### Selected text
==*==

[RFC] fs: New zonefs file system

zonefs is a very simple file system exposing each zone of a zoned
block device as a file. This is intended to simplify implementation of
application zoned block device raw access support by allowing switching
to the well known POSIX file API rather than relying on direct block
device file ioctls and read/write. Zonefs, for instance, greatly
simplifies the implementation of LSM (log-structured merge) tree
structures (such as used in RocksDB and LevelDB) on zoned block devices
by allowing SSTables to be stored in a zone file similarly to a regular
file system architecture, hence reducing the amount of change needed in
the application.

Due to its simplicity, zonefs is in fact closer to a raw block device
access interface than to a full feature POSIX file system. This RFC
implementation uses Christoph's work on generic iomap writepage
implementation and is based on Christoph's gfs2 tree available at
http://git.infradead.org/users/hch/misc.git/shortlog/refs/heads/gfs2-iomap

Zonefs on-disk metadata is reduced to a super block to store a magic
number, a uuid and optional features flags and values. On mount, zonefs
uses blkdev_report_zones() to obtain the device zone configuration and
populates the mount point with a static file tree solely based on this
information. E.g. file sizes come from zone write pointer offset managed
by the device itself.

The zone files created on mount have the following characteristics.
1) Files representing zones of the same type are grouped together
   under a common directory:
  * For conventional zones, the directory "cnv" is used.
  * For sequential write zones, the directory "seq" is used.
  These two directories are the only directories that exist in zonefs.
  Users cannot create other directories and cannot rename nor delete
  the "cnv" and "seq" directories.

==*==

(Entries for spatial layout)
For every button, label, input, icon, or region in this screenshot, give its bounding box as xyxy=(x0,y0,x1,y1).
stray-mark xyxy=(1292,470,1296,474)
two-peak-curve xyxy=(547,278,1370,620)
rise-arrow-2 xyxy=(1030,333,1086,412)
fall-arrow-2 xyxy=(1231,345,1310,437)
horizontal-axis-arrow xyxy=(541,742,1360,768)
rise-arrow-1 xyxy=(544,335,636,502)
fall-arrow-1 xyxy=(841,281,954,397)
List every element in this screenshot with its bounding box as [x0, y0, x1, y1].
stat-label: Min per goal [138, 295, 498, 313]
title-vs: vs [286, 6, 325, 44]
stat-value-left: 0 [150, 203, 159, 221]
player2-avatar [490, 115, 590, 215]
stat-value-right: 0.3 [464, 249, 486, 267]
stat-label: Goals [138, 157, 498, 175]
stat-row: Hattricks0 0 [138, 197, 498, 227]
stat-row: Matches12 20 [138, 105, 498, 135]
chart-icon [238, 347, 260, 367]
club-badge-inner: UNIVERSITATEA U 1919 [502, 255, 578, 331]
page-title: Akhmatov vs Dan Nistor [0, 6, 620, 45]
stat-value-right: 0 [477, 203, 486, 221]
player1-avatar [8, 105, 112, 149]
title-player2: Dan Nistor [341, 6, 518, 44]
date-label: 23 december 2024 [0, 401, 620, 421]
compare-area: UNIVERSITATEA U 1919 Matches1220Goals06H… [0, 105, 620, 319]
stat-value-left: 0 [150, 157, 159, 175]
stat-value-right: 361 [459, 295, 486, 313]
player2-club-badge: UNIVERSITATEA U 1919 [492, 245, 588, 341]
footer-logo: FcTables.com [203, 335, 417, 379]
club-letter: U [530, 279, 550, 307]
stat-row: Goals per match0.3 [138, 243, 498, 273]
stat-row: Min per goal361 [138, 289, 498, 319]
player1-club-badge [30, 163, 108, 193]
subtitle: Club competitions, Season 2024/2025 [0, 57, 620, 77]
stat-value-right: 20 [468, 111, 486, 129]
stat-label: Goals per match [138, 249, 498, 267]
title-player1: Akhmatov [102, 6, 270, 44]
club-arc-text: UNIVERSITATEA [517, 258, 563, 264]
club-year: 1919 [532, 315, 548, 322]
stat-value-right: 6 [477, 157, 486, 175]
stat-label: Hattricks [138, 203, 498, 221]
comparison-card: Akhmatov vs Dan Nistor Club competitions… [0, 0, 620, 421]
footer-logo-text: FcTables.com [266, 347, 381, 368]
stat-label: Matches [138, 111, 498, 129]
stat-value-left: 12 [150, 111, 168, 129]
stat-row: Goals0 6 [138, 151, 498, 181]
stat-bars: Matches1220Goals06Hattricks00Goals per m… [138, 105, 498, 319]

==*==

### Actions to take
**1)** Please reproduce the part of the zonefs RFC that opens with the words containing "1) Files representing" and closes with "exist in zonefs.".
**2)** Write the next part of the zonefs RFC, picking up after its last line.
The listing is separate material and is not part of the zonefs RFC.

### Answers per task
**1)**
1) Files representing zones of the same type are grouped together
   under a common directory:
  * For conventional zones, the directory "cnv" is used.
  * For sequential write zones, the directory "seq" is used.
  These two directories are the only directories that exist in zonefs.

**2)**
2) The name of zone files is by default the number of the file within
   the zone type directory, in order of increasing zone start sector.
3) The size of conventional zone files is fixed to the device zone size.
   Conventional zone files cannot be truncated.
4) The size of sequential zone files represent the file zone write
   pointer position relative to the zone start sector. Truncating these
   files is allowed only down to 0, in wich case, the zone is reset to
   rewind the file zone write pointer position to the start of the zone.
5) All read and write operations to files are not allowed beyond the
   file zone size. Any access exceeding the zone size is failed with
   the -EFBIG error.
6) Creating, deleting, renaming or modifying any attribute of files
   and directories is not allowed. The only exception being the file
   size of sequential zone files which can be modified by write
   operations or truncation to 0.

Several optional features of zonefs can be enabled at format time.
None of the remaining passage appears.